═════ SUPPLIED DATA ═════
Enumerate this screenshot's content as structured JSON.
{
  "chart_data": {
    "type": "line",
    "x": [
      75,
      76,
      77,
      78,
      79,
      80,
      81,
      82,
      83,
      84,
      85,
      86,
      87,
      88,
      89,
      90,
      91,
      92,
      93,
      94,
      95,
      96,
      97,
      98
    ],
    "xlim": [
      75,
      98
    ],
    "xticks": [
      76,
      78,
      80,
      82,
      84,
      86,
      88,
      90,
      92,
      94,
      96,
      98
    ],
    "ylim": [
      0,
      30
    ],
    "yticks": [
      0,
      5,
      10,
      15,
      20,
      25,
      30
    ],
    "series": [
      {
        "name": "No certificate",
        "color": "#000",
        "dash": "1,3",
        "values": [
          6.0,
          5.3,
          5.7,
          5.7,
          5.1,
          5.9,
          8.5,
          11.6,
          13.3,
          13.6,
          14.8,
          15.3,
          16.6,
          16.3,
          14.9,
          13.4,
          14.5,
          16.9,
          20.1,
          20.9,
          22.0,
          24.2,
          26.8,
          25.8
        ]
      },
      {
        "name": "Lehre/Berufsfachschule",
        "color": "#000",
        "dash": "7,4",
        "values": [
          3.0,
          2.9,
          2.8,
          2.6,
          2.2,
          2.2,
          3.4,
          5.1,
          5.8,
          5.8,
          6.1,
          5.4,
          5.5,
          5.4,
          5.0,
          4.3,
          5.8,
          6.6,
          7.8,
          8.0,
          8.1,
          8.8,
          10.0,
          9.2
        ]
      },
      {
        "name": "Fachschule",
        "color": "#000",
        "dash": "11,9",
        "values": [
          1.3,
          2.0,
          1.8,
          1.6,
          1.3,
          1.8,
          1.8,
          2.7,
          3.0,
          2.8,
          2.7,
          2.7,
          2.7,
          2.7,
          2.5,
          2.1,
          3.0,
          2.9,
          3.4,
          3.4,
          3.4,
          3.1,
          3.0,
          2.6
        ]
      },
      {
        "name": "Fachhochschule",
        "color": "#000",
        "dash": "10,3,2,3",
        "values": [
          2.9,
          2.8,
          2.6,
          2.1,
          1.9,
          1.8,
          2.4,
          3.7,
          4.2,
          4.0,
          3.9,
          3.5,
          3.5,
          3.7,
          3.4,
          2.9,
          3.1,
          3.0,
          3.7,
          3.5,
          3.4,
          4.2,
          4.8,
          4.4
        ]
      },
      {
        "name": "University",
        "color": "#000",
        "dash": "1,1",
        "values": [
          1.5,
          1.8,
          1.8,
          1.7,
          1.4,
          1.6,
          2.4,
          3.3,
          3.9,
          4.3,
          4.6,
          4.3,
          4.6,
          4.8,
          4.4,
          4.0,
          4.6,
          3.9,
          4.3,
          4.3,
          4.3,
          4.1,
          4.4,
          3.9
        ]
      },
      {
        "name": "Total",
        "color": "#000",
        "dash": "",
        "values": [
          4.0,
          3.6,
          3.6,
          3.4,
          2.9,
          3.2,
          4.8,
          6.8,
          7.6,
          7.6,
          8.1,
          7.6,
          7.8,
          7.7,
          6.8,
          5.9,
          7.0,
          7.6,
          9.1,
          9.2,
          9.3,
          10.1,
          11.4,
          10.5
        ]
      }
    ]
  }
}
═════
[WHAT YOU SHOULD DO]
Word for word, restate all of the data shown above.

[RESULT]
Enumerate this screenshot's content as structured JSON.
{
  "chart_data": {
    "type": "line",
    "x": [
      75,
      76,
      77,
      78,
      79,
      80,
      81,
      82,
      83,
      84,
      85,
      86,
      87,
      88,
      89,
      90,
      91,
      92,
      93,
      94,
      95,
      96,
      97,
      98
    ],
    "xlim": [
      75,
      98
    ],
    "xticks": [
      76,
      78,
      80,
      82,
      84,
      86,
      88,
      90,
      92,
      94,
      96,
      98
    ],
    "ylim": [
      0,
      30
    ],
    "yticks": [
      0,
      5,
      10,
      15,
      20,
      25,
      30
    ],
    "series": [
      {
        "name": "No certificate",
        "color": "#000",
        "dash": "1,3",
        "values": [
          6.0,
          5.3,
          5.7,
          5.7,
          5.1,
          5.9,
          8.5,
          11.6,
          13.3,
          13.6,
          14.8,
          15.3,
          16.6,
          16.3,
          14.9,
          13.4,
          14.5,
          16.9,
          20.1,
          20.9,
          22.0,
          24.2,
          26.8,
          25.8
        ]
      },
      {
        "name": "Lehre/Berufsfachschule",
        "color": "#000",
        "dash": "7,4",
        "values": [
          3.0,
          2.9,
          2.8,
          2.6,
          2.2,
          2.2,
          3.4,
          5.1,
          5.8,
          5.8,
          6.1,
          5.4,
          5.5,
          5.4,
          5.0,
          4.3,
          5.8,
          6.6,
          7.8,
          8.0,
          8.1,
          8.8,
          10.0,
          9.2
        ]
      },
      {
        "name": "Fachschule",
        "color": "#000",
        "dash": "11,9",
        "values": [
          1.3,
          2.0,
          1.8,
          1.6,
          1.3,
          1.8,
          1.8,
          2.7,
          3.0,
          2.8,
          2.7,
          2.7,
          2.7,
          2.7,
          2.5,
          2.1,
          3.0,
          2.9,
          3.4,
          3.4,
          3.4,
          3.1,
          3.0,
          2.6
        ]
      },
      {
        "name": "Fachhochschule",
        "color": "#000",
        "dash": "10,3,2,3",
        "values": [
          2.9,
          2.8,
          2.6,
          2.1,
          1.9,
          1.8,
          2.4,
          3.7,
          4.2,
          4.0,
          3.9,
          3.5,
          3.5,
          3.7,
          3.4,
          2.9,
          3.1,
          3.0,
          3.7,
          3.5,
          3.4,
          4.2,
          4.8,
          4.4
        ]
      },
      {
        "name": "University",
        "color": "#000",
        "dash": "1,1",
        "values": [
          1.5,
          1.8,
          1.8,
          1.7,
          1.4,
          1.6,
          2.4,
          3.3,
          3.9,
          4.3,
          4.6,
          4.3,
          4.6,
          4.8,
          4.4,
          4.0,
          4.6,
          3.9,
          4.3,
          4.3,
          4.3,
          4.1,
          4.4,
          3.9
        ]
      },
      {
        "name": "Total",
        "color": "#000",
        "dash": "",
        "values": [
          4.0,
          3.6,
          3.6,
          3.4,
          2.9,
          3.2,
          4.8,
          6.8,
          7.6,
          7.6,
          8.1,
          7.6,
          7.8,
          7.7,
          6.8,
          5.9,
          7.0,
          7.6,
          9.1,
          9.2,
          9.3,
          10.1,
          11.4,
          10.5
        ]
      }
    ]
  }
}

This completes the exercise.